What to produce → Repeat the listing below in full, exactly as it stands.
[START OF Supplied records]
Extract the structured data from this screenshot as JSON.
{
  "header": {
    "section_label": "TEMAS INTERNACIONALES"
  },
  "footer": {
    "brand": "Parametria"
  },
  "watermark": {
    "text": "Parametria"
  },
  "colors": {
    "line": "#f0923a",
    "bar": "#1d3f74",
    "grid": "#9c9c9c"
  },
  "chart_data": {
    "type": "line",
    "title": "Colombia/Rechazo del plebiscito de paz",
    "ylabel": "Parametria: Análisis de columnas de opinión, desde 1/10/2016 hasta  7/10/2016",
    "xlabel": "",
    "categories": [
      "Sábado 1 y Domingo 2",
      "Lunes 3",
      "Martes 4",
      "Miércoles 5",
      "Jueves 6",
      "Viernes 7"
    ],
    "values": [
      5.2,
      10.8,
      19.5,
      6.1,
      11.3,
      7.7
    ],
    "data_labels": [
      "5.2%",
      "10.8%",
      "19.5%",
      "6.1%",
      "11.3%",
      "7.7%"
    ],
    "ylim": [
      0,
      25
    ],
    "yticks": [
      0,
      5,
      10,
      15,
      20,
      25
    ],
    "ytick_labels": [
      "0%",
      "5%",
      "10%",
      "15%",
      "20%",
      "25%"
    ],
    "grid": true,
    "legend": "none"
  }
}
[END OF Supplied records]
Task solution →
Extract the structured data from this screenshot as JSON.
{
  "header": {
    "section_label": "TEMAS INTERNACIONALES"
  },
  "footer": {
    "brand": "Parametria"
  },
  "watermark": {
    "text": "Parametria"
  },
  "colors": {
    "line": "#f0923a",
    "bar": "#1d3f74",
    "grid": "#9c9c9c"
  },
  "chart_data": {
    "type": "line",
    "title": "Colombia/Rechazo del plebiscito de paz",
    "ylabel": "Parametria: Análisis de columnas de opinión, desde 1/10/2016 hasta  7/10/2016",
    "xlabel": "",
    "categories": [
      "Sábado 1 y Domingo 2",
      "Lunes 3",
      "Martes 4",
      "Miércoles 5",
      "Jueves 6",
      "Viernes 7"
    ],
    "values": [
      5.2,
      10.8,
      19.5,
      6.1,
      11.3,
      7.7
    ],
    "data_labels": [
      "5.2%",
      "10.8%",
      "19.5%",
      "6.1%",
      "11.3%",
      "7.7%"
    ],
    "ylim": [
      0,
      25
    ],
    "yticks": [
      0,
      5,
      10,
      15,
      20,
      25
    ],
    "ytick_labels": [
      "0%",
      "5%",
      "10%",
      "15%",
      "20%",
      "25%"
    ],
    "grid": true,
    "legend": "none"
  }
}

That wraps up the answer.